··· Supplied material

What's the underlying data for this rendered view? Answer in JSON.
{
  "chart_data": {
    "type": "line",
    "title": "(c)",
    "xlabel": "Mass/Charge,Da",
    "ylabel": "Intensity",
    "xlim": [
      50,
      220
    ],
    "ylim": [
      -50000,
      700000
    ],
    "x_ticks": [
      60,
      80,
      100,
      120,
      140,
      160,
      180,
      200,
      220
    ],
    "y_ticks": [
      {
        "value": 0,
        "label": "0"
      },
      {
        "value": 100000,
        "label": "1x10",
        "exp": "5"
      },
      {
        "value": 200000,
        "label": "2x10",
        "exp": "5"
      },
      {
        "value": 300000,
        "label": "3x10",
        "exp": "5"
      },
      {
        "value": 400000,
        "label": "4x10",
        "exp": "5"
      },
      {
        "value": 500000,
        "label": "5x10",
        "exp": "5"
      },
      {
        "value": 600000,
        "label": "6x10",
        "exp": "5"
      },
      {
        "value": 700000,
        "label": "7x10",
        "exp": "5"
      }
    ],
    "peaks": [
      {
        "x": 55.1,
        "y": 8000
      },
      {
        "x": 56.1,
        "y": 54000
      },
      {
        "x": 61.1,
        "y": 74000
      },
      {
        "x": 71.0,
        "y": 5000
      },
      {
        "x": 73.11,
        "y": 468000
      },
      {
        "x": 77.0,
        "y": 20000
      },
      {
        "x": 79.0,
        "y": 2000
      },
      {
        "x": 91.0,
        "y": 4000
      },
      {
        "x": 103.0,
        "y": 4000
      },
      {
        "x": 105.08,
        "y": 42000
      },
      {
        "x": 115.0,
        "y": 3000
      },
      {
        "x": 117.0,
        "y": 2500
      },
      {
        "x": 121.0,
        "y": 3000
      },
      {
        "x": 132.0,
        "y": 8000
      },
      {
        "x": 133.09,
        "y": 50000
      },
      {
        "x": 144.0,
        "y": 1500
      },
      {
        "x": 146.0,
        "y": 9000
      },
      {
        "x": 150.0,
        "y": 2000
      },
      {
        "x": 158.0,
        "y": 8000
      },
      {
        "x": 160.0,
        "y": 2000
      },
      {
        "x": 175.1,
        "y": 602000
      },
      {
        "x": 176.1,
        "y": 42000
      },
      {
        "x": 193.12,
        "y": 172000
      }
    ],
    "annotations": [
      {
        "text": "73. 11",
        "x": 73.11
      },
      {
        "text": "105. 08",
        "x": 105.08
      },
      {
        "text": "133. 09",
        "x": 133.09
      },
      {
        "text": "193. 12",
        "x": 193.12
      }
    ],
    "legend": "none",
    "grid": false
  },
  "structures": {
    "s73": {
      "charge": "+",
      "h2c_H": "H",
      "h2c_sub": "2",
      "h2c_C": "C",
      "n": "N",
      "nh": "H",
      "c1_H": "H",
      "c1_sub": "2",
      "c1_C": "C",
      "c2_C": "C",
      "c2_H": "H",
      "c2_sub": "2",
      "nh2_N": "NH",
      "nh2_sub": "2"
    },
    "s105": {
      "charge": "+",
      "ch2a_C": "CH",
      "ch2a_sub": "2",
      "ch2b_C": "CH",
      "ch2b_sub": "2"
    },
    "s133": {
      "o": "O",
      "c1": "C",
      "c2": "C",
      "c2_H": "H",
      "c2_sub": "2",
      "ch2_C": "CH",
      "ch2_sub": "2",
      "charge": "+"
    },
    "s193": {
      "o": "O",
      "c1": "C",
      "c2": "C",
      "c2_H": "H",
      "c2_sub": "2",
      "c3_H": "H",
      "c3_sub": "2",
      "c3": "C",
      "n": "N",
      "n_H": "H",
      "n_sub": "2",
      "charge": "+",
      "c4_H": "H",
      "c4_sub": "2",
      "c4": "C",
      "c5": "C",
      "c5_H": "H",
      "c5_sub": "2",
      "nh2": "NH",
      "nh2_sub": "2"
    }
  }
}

······

Aim of the exercise:
List every line above that holds the word "value".

Task output:
        "value": 0,
        "value": 100000,
        "value": 200000,
        "value": 300000,
        "value": 400000,
        "value": 500000,
        "value": 600000,
        "value": 700000,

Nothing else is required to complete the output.